Given text:
────────

CESB does not answer students’ needs

The YCL-LJC rejects the narrow limitations for the CESB (Canadian Emergency Student Benefit) and expresses the urgent necessity to include all students without confining them to poverty. While students can finally access their own emergency plan the CESB does not address the fundamental problems with the condition of students. We also reject the need to provide documentation to be constantly looking for work that pays poverty wages in unsafe conditions to receive such benefit while still trying to balance commitments to studies.

From the outset, this benefit arbitrarily amounts to $1,250 per person per month, while the Canadian Emergency Response Benefit is more generous by $750 per month. This misconception that students have less spending than workers shows how the Trudeau government is completely out of touch with student reality. With student debts averaging $30,000 and average annual tuition fees exceeding $6,500, all of that money will only go towards paying those fees. A simple calculation is enough to understand that at best, those who will have access for four months (the maximum duration of the program) will only receive $5,000 and will therefore on average start the year with a shortfall of $1,500 towards tuition. In addition, once a student earns more than $1,000 in a month, they are no longer eligible for this benefit. 

Tuition fees are just one of many expenses. Many students who, either by choice but often by necessity, have to move out during their studies. In urban centres, where the majority of universities are located, property speculation makes rental prices inaccessible: the monthly price of a one bedroom apartment, in Vancouver and Toronto, goes beyond $2000 a month. It is therefore impossible that the CESB alone is sufficient to allow students to keep their heads above water during this difficult period, which risks causing many to abandon their studies due to lack of means. 

As with most of Trudeau’s financial measures, this service was taken in a hurry and does not respond in any way to the fundamental issues that affect students. Already, the $9 billion that the CESB costs is one billion short of guaranteeing free post-secondary education for all for a whole year, contrast that with this program of four months at most and to which some, particularly international students, do not have access. 

If Trudeau prefers to put in place temporary emergency measures, it is not so much because he cares about the fate of students, but rather because these measures only serve to put a patch on a system based on personal debt, privatization and commodification of education. In addition, these programs can disappear overnight, and the trend towards the commodification of post-secondary education is likely to worsen when the Liberal government uses the $252 billion deficit as justification to return to a balanced budget and impose austerity measures, cut public spending and put the burden of the crisis on the backs of students.

────────

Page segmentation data
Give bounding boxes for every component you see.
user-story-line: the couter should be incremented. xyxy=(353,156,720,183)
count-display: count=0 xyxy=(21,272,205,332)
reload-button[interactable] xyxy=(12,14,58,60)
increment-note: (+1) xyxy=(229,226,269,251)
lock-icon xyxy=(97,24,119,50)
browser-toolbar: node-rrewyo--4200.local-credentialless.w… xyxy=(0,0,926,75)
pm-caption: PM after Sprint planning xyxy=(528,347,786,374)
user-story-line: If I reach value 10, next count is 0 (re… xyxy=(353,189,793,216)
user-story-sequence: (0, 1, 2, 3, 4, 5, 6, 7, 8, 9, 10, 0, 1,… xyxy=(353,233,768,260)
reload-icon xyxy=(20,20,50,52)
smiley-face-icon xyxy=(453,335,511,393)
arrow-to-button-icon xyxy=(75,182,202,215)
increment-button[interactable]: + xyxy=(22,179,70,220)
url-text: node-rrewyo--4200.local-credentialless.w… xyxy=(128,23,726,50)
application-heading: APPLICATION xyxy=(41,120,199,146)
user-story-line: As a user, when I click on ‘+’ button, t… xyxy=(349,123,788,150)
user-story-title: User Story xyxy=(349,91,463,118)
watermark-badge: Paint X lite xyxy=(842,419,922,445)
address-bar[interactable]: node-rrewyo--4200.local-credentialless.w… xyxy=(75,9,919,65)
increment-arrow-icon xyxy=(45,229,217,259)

────────

Activity list:
A – Decide whether each statement agrees with the CESB text above. Answer yes or no for each, and quote the words that decide it.
(i) The CESB pays $1,250 per person per month.
(ii) The program can run for as long as six months.
(iii) A student who earns more than $1,000 in a month remains eligible for the benefit.
B – According to the CESB text, how much does the CESB cost?

Exercise results:
A –
(i) Yes: "this benefit arbitrarily amounts to $1,250 per person per month"
(ii) No: "four months (the maximum duration of the program)"
(iii) No: "once a student earns more than $1,000 in a month, they are no longer eligible for this benefit"

B – It costs $9 billion.